- _Exercise brief_: Below are the records; pull every line that includes "Corpo".

--- BEGIN Data shown ---

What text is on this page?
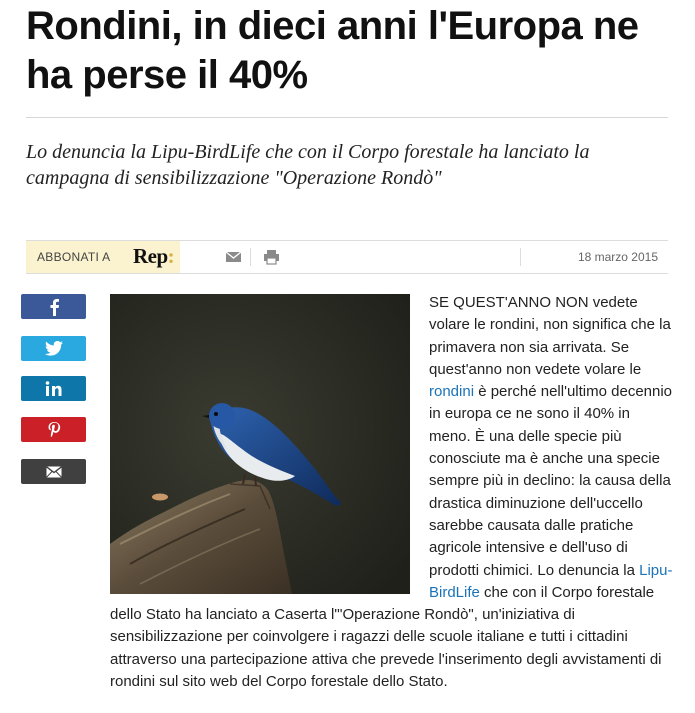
Rondini, in dieci anni l'Europa ne ha perse il 40%

Lo denuncia la Lipu-BirdLife che con il Corpo forestale ha lanciato la campagna di sensibilizzazione "Operazione Rondò"

ABBONATI A Rep:	18 marzo 2015
SE QUEST'ANNO NON vedete volare le rondini, non significa che la primavera non sia arrivata. Se quest'anno non vedete volare le rondini è perché nell'ultimo decennio in europa ce ne sono il 40% in meno. È una delle specie più conosciute ma è anche una specie sempre più in declino: la causa della drastica diminuzione dell'uccello sarebbe causata dalle pratiche agricole intensive e dell'uso di prodotti chimici. Lo denuncia la Lipu-BirdLife che con il Corpo forestale dello Stato ha lanciato a Caserta l'"Operazione Rondò", un'iniziativa di sensibilizzazione per coinvolgere i ragazzi delle scuole italiane e tutti i cittadini attraverso una partecipazione attiva che prevede l'inserimento degli avvistamenti di rondini sul sito web del Corpo forestale dello Stato.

--- END Data shown ---

- _Reply to the exercise_:
Lo denuncia la Lipu-BirdLife che con il Corpo forestale ha lanciato la campagna di sensibilizzazione "Operazione Rondò"
SE QUEST'ANNO NON vedete volare le rondini, non significa che la primavera non sia arrivata. Se quest'anno non vedete volare le rondini è perché nell'ultimo decennio in europa ce ne sono il 40% in meno. È una delle specie più conosciute ma è anche una specie sempre più in declino: la causa della drastica diminuzione dell'uccello sarebbe causata dalle pratiche agricole intensive e dell'uso di prodotti chimici. Lo denuncia la Lipu-BirdLife che con il Corpo forestale dello Stato ha lanciato a Caserta l'"Operazione Rondò", un'iniziativa di sensibilizzazione per coinvolgere i ragazzi delle scuole italiane e tutti i cittadini attraverso una partecipazione attiva che prevede l'inserimento degli avvistamenti di rondini sul sito web del Corpo forestale dello Stato.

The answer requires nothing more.